(O QUE SE PEDE)
Escreva a continuação do texto sobre a operação Lava Jato, começando logo após a última frase apresentada.

(TEXTO DO DOCUMENTO)
Em “A Imprudência Inconstitucional”, José Eduardo
Martins Cardozo e Marco Aurélio de Carvalho acusam: “Os ‘heróis’ [da Lava Jato]
que violaram o nosso Estado Democrático de Direito (…) pagarão o preço pelos
seus atos. A história não perdoa jamais.” Tânia Maria de Oliveira, em “Heróis,
mitos e provas ilícitas: os paradoxos da operação Lava Jato”, constata: a
operação gestada na chamada República de Curitiba nada mais foi do que um
projeto de poder. Nada além disso. “A Lava Jato operou em paralelo, mas em
total consonância com o que acontecia na sociedade, fora do âmbito do sistema
de justiça: o crescimento do bolsonarismo e sua ascensão ao poder.”
Mariana Marujo, em “ ‘As instituições estão funcionando
normalmente’ e outras verdades da justiça burguesa”, consta que, sim, para os
interesses do capitalismo as instituições funcionam e cumprem o seu papel nesse
momento histórico: o de simplesmente servir aos interesses do capitalismo.
No capítulo O
poder de destruir um país, Rosa Maria Marques faz uma radiografia dos danos
causados pela Lava jato à economia brasileira. Em “Efeitos da operação Lava
Jato na economia brasileira”, Marques contata o desmantelamento do setor da
construção civil e do petróleo e do gás no país e o poder destruidor da
República de Curitiba sobre a economia. Marilia Carvalho Guimarães, em “Futuro
Postergado”, faz um triste balanço dos efeitos da Lava Jato sobre a democracia
brasileira.

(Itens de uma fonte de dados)
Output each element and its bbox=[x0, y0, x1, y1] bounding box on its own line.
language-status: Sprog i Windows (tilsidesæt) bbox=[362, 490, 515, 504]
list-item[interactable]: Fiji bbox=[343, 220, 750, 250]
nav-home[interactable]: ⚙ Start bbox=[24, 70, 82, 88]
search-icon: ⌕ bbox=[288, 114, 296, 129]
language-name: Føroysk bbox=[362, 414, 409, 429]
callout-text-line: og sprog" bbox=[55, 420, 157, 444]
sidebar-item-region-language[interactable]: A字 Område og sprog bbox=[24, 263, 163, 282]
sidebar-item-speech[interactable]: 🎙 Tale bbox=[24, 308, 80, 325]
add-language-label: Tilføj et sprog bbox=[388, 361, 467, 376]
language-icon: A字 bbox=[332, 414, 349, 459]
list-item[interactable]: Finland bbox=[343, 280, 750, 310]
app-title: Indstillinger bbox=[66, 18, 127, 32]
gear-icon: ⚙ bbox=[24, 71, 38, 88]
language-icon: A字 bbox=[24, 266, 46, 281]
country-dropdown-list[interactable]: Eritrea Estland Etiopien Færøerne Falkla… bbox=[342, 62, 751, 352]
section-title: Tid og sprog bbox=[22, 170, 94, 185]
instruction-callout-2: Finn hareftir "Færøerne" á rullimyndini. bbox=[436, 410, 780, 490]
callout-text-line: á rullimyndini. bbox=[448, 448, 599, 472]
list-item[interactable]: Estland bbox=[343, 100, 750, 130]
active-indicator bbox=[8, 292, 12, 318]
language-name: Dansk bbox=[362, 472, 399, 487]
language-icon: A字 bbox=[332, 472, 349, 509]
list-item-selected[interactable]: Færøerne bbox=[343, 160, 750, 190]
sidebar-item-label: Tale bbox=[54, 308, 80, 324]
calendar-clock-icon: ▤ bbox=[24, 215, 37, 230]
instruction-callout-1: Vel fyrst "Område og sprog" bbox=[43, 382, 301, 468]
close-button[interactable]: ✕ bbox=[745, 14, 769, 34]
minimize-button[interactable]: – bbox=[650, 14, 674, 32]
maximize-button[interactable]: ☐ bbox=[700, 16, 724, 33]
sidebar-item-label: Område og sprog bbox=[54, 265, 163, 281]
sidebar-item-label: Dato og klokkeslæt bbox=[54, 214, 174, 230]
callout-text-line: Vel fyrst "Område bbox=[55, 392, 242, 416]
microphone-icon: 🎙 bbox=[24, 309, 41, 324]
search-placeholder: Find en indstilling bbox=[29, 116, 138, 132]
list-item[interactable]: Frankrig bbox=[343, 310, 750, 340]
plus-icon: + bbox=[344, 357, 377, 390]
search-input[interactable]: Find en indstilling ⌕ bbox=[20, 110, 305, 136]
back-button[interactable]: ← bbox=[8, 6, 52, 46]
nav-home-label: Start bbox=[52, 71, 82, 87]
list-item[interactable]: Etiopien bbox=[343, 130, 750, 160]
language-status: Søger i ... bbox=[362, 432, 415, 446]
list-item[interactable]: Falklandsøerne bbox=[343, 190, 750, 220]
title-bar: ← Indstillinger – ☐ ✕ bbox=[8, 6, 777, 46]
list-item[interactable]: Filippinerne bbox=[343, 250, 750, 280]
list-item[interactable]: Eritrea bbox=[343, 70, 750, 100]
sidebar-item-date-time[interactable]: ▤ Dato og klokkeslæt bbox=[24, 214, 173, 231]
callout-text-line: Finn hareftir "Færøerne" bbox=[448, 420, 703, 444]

(RESPOSTA)
O capítulo O
poder de destruir pessoas é o desfilar da crueldade da chamada “elite
concursada”, os jovens procuradores que tomaram para si o poder de destruir
reputações, pessoas e famílias. Citando os diálogos entre eles divulgados pelo
The Intercept, “Procuradores da Lava Jato ironizam a morte de Marisa Letícia
(Elika Takimoto), “Entre os maus, quando se juntam, há uma conspiração. Não são
amigos, mas cúmplices (José Geraldo de Sousa Junior) e “Lava Jato: entre
compromissos hermenêutico/ideológicos e a ignorância” (Everaldo Gaspar Lopes de
Andrade) expõem a imbricação entre Justiça e crueldade de classes: o ódio ao
diferente, ao oriundo de classes sociais inferiores, o horror à igualdade. Em
“Meninos Mimados, Cristiane de Faria Cordeiros traça o perfil desses operadores
de justiça que debocham de suas vítimas, expressão da arrogância do poder de
classe.
O obrigatório capítulo A aliança com a mídia define como questão urgente a discussão
sobre as relações entre os meios de comunicação e o sistema penal. Em
“Publicidade opressiva e Operação Lava Jato”, Simone Schreiber destaca que essa
aliança estratégica tem o objetivo de “obter a adesão da mídia e da opinião
pública a determinadas pautas, criando um ambiente em que qualquer opinião
dissonante ou crítica aos procedimentos adotados e resultados obtidos por esses
atores seja desqualificada e silenciada”. “Esse modelo não é democrático, não é
compatível com o devido processo legal, não se concilia com a carta de direitos
da Constituição Federal de 1988”, conclui. Franklin Martins, em “VazaJato: a
grande mídia briga com a notícia. E perde”, acusa um “vergonhoso concubinato”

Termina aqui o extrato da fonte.